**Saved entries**
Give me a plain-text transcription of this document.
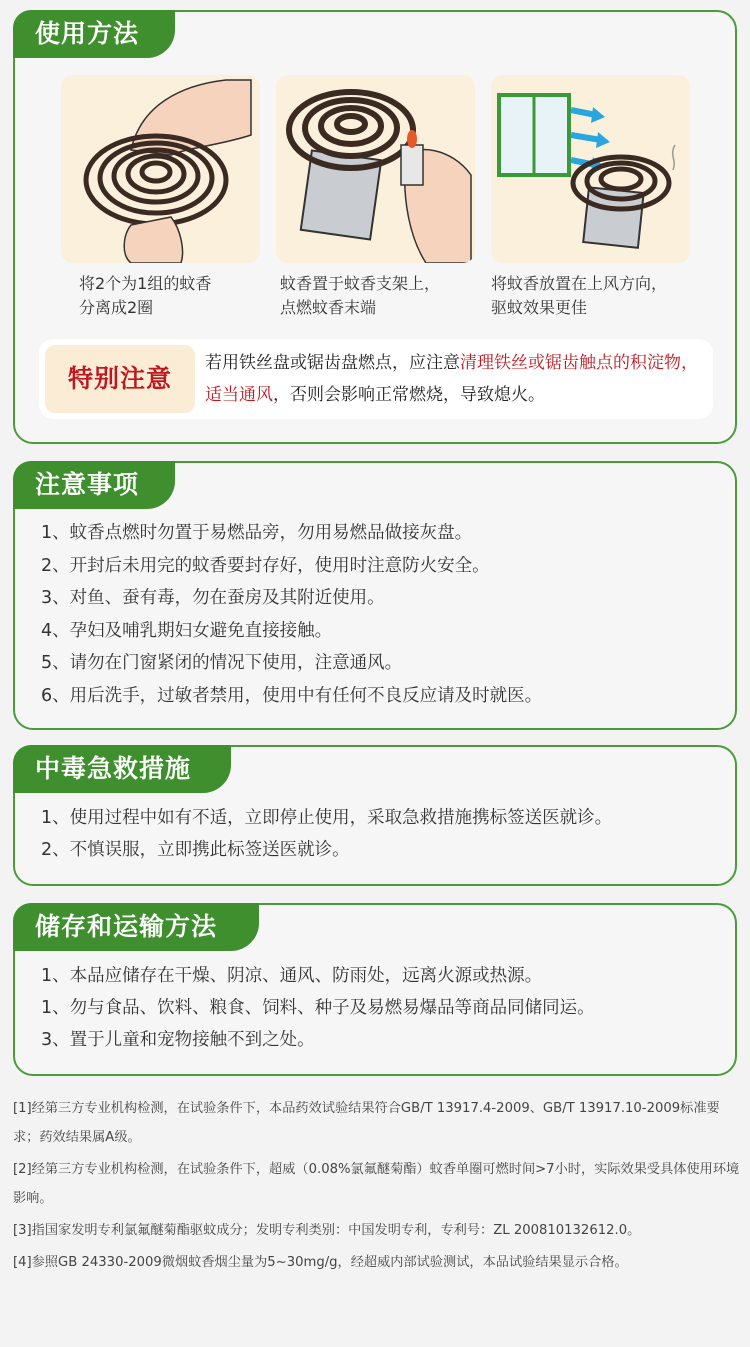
使用方法
将2个为1组的蚊香
分离成2圈
蚊香置于蚊香支架上，
点燃蚊香末端
将蚊香放置在上风方向，
驱蚊效果更佳
特别注意
若用铁丝盘或锯齿盘燃点，应注意清理铁丝或锯齿触点的积淀物，适当通风，否则会影响正常燃烧，导致熄火。
注意事项
1、蚊香点燃时勿置于易燃品旁，勿用易燃品做接灰盘。
2、开封后未用完的蚊香要封存好，使用时注意防火安全。
3、对鱼、蚕有毒，勿在蚕房及其附近使用。
4、孕妇及哺乳期妇女避免直接接触。
5、请勿在门窗紧闭的情况下使用，注意通风。
6、用后洗手，过敏者禁用，使用中有任何不良反应请及时就医。
中毒急救措施
1、使用过程中如有不适，立即停止使用，采取急救措施携标签送医就诊。
2、不慎误服，立即携此标签送医就诊。
储存和运输方法
1、本品应储存在干燥、阴凉、通风、防雨处，远离火源或热源。
1、勿与食品、饮料、粮食、饲料、种子及易燃易爆品等商品同储同运。
3、置于儿童和宠物接触不到之处。

[1]经第三方专业机构检测，在试验条件下，本品药效试验结果符合GB/T 13917.4-2009、GB/T 13917.10-2009标准要求；药效结果属A级。

[2]经第三方专业机构检测，在试验条件下，超威（0.08%氯氟醚菊酯）蚊香单圈可燃时间>7小时，实际效果受具体使用环境影响。

[3]指国家发明专利氯氟醚菊酯驱蚊成分；发明专利类别：中国发明专利，专利号：ZL 200810132612.0。

[4]参照GB 24330-2009微烟蚊香烟尘量为5~30mg/g，经超威内部试验测试，本品试验结果显示合格。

**YOUR OBJECTIVE**
Find each line with the string "经第三方专业机构检测" and copy it out.

**ANSWER TO THE TASK**
[1]经第三方专业机构检测，在试验条件下，本品药效试验结果符合GB/T 13917.4-2009、GB/T 13917.10-2009标准要求；药效结果属A级。
[2]经第三方专业机构检测，在试验条件下，超威（0.08%氯氟醚菊酯）蚊香单圈可燃时间>7小时，实际效果受具体使用环境影响。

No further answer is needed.